= Document passage =
Let me get the fanboy shit out first: This is easily one of the best box sets I will ever own. Finally a huge collection of the legendary director’s work, whose behind-the-scenes stories make any American director’s complaints about filming seem like a kid whining about recess. Since his first short film, the now-minor Herakles (1962), Herzog has thrown himself into film philosophically, and literally to making images, with a career filmography not of blockbusters and stars but of compelling stories and outsiders as heroes.
Werner Herzog is one of the few filmmakers in history to have made consistently great films across different formats – films from 10 minutes to over 2 hours, in both fiction and documentary. Maybe only fellow countryman Wim Wenders is close in scope, while Martin Scorsese has made a small handful of docs, and pure documentary filmmakers, like the innovative Errol Morris, have not had success with narrative features.

= Prompt =
From the Werner Herzog box set review, extract everything from "Let me get the" down to "outsiders as heroes.".

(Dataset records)
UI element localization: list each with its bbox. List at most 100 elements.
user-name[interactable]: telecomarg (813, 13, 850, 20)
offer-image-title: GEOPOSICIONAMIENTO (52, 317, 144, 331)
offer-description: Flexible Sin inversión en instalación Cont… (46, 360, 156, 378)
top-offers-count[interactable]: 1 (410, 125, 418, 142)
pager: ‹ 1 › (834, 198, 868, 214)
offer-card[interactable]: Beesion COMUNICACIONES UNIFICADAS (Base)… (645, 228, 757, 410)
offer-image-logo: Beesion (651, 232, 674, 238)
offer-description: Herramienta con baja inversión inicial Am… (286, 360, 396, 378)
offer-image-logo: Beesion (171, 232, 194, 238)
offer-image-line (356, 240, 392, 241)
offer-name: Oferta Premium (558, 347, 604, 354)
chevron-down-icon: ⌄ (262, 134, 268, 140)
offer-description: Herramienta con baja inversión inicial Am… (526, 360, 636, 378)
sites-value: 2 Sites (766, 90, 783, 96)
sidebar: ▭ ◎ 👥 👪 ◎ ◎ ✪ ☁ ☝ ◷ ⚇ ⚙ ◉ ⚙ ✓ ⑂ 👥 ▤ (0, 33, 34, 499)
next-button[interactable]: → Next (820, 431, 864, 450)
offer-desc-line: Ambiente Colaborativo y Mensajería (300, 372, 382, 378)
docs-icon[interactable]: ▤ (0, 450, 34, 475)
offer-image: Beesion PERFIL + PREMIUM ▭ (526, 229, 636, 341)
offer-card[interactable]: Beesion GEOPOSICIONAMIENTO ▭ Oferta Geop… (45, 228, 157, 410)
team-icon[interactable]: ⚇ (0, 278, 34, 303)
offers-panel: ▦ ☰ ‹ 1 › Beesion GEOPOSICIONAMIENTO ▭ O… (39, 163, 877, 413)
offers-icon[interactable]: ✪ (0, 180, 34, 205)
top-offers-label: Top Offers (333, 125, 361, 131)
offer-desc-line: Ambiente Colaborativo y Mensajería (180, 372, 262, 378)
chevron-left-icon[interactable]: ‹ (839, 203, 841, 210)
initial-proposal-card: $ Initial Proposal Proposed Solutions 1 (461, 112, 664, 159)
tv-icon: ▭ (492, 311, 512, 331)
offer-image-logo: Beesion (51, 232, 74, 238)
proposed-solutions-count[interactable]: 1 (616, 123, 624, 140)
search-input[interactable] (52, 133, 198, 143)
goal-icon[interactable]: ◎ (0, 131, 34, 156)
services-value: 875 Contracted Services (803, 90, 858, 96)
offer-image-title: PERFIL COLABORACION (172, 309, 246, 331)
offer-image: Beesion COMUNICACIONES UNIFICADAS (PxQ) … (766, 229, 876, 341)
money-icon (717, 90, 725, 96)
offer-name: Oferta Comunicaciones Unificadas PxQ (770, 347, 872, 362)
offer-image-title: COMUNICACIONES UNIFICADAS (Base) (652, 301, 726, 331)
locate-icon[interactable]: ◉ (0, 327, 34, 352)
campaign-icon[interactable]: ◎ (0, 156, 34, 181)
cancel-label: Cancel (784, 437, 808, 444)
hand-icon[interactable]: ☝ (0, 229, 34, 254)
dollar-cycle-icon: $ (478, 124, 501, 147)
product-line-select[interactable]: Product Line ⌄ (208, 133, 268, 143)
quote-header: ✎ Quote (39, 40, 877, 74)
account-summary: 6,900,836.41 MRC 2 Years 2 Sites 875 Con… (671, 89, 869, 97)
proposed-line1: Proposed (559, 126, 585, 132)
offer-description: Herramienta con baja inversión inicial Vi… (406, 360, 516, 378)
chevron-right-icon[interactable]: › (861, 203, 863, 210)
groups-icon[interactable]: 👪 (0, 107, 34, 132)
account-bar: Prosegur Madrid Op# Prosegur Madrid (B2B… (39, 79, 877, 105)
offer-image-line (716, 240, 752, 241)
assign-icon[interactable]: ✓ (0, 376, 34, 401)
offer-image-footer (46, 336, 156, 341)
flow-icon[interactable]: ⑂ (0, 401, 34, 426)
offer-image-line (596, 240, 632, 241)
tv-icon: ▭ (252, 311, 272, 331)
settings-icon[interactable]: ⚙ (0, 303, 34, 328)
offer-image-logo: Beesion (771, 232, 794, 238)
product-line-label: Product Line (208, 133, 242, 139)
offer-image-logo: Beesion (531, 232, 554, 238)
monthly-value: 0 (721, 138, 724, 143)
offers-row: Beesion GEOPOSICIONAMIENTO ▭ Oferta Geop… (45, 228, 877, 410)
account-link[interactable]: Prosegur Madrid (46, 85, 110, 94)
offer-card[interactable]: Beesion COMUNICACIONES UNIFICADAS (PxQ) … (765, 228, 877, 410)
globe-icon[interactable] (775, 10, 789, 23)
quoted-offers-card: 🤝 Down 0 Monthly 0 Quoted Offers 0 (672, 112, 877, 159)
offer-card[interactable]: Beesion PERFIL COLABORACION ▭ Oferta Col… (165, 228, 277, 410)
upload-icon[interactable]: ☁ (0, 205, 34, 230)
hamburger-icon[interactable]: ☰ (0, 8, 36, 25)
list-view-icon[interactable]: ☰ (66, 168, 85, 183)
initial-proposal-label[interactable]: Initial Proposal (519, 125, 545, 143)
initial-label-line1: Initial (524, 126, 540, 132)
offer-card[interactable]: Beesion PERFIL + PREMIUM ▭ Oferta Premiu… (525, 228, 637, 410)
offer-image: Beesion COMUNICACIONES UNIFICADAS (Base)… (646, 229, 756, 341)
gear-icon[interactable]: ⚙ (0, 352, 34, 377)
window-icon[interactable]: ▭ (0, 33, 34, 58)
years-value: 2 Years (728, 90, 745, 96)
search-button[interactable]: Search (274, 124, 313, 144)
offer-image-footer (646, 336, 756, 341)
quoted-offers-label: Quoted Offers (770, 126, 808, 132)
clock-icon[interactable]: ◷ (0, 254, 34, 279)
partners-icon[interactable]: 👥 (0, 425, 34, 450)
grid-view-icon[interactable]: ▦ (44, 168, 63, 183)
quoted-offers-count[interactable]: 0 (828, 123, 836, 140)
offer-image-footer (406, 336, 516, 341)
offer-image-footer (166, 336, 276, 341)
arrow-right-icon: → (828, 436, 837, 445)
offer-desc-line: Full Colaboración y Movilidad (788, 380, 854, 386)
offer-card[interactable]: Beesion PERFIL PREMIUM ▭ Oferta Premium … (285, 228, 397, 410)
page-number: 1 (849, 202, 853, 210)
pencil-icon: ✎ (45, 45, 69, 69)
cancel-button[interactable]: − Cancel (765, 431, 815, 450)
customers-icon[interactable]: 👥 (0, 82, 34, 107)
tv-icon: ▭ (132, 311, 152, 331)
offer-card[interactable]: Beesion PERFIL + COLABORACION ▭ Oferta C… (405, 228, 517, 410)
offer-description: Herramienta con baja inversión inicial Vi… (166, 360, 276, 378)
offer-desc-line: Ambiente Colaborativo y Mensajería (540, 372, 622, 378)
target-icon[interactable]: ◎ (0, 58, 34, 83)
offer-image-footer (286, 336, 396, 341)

= The result =
Let me get the fanboy shit out first: This is easily one of the best box sets I will ever own. Finally a huge collection of the legendary director’s work, whose behind-the-scenes stories make any American director’s complaints about filming seem like a kid whining about recess. Since his first short film, the now-minor Herakles (1962), Herzog has thrown himself into film philosophically, and literally to making images, with a career filmography not of blockbusters and stars but of compelling stories and outsiders as heroes.